Gabinete de Rodrigo Paz se suma al diálogo de la Iglesia con movilizados bajo reserva

Tras 28 días de movilizaciones contra la administración de Rodrigo Paz, que mantienen cercada a la sede de Gobierno y generan perjuicios en el resto del país, la mesa de diálogo impulsada por la Vicepresidencia busca dar continuidad a los acercamientos iniciados el miércoles. Este segundo encuentro, gestionado bajo reserva por la Conferencia Episcopal de Bolivia, está fijado para las 11:00 de este jueves.
El titular de la Presidencia, José Luis Lupo, confirmó su asistencia junto a otros dos miembros del gabinete ministerial para atender las demandas del sector en conflicto. Se prevé la participación de Mauricio Zamora, ministro de Obras Públicas, Servicios y Vivienda, y de Óscar Mario Justiniano, ministro de Desarrollo Productivo, Rural y Agua.
Lupo no descartó la posibilidad de que el jefe de Estado, Rodrigo Paz, se incorpore a las negociaciones si se registran avances favorables. «Ojalá que avance el diálogo positivamente para que el propio presidente nos pueda acompañar», manifestó la autoridad gubernamental.
Paralelamente, en el marco del Consejo Económico Social, el Ejecutivo remitió invitaciones formales a los principales dirigentes de las movilizaciones: Vicente Salazar, ejecutivo de la Federación de Campesinos Tupac Katari, y Mario Argollo, secretario ejecutivo de la Central Obrera Boliviana (COB), con el objetivo de consolidar un espacio de concertación.
• • • • •
● Lo que se pide
Retoma la noticia sobre el diálogo entre el Gobierno y los movilizados y continúala a partir de su último párrafo.

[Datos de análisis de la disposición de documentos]
• • • • •
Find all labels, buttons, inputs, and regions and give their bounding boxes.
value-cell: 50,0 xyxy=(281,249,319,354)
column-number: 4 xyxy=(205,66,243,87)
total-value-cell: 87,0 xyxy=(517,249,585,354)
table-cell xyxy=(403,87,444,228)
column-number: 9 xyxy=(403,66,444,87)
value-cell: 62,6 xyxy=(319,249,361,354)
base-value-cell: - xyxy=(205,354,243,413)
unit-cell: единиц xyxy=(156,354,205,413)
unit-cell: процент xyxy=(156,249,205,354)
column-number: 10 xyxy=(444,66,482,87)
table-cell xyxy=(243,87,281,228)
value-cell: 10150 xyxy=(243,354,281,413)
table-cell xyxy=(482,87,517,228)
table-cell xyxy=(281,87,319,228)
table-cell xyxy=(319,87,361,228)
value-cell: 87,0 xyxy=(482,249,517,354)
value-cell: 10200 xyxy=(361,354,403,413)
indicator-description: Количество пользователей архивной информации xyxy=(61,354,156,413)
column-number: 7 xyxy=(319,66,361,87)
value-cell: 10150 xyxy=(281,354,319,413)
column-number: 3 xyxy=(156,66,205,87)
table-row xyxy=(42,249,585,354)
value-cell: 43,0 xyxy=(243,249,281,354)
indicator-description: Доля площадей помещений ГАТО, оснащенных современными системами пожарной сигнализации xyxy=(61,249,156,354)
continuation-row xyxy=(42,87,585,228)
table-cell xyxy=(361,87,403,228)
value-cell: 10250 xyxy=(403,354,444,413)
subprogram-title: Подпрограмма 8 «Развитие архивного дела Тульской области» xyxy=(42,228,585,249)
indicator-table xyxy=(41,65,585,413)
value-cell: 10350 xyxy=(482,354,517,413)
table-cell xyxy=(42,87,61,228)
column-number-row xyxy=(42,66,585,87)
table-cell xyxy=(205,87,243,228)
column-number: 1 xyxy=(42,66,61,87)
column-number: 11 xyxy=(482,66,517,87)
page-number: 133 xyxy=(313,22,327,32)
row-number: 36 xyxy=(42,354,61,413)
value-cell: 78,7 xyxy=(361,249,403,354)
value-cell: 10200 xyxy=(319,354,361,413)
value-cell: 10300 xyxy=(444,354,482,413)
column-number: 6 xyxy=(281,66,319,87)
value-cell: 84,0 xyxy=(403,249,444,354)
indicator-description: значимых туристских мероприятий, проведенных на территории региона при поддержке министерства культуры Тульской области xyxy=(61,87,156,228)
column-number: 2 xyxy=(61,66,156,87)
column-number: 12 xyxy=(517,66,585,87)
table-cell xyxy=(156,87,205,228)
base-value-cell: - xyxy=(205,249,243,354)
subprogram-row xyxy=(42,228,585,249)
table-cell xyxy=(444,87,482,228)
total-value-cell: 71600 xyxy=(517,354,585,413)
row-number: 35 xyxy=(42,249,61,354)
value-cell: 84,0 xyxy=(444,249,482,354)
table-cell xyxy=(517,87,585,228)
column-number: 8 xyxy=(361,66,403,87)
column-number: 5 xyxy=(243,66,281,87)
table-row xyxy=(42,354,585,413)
• • • • •
● Respuesta al ejercicio
Con el fin de facilitar el acercamiento, el ministro Lupo anunció que no se ejecutarán los mandamientos de aprehensión contra los dirigentes movilizados, garantizándoles condiciones seguras para negociar, aunque aclaró enfáticamente que la renuncia del presidente Paz está fuera de debate.
Ante la posibilidad de que la concertación no prospere este jueves, el ministro abogó por priorizar la vía pacífica, señalando que las medidas de fuerza suelen desencadenar mayores escenarios de violencia. «Esperemos que el diálogo se imponga, es el principal instrumento», aseveró.
Asimismo, advirtió que el Ejecutivo tiene el deber constitucional de preservar el orden público y la paz social en el territorio nacional mediante los mecanismos legales vigentes. Este pronunciamiento coincide con la reciente promulgación, efectuada el martes por el presidente Paz, de la norma que abroga las restricciones para declarar estado de excepción.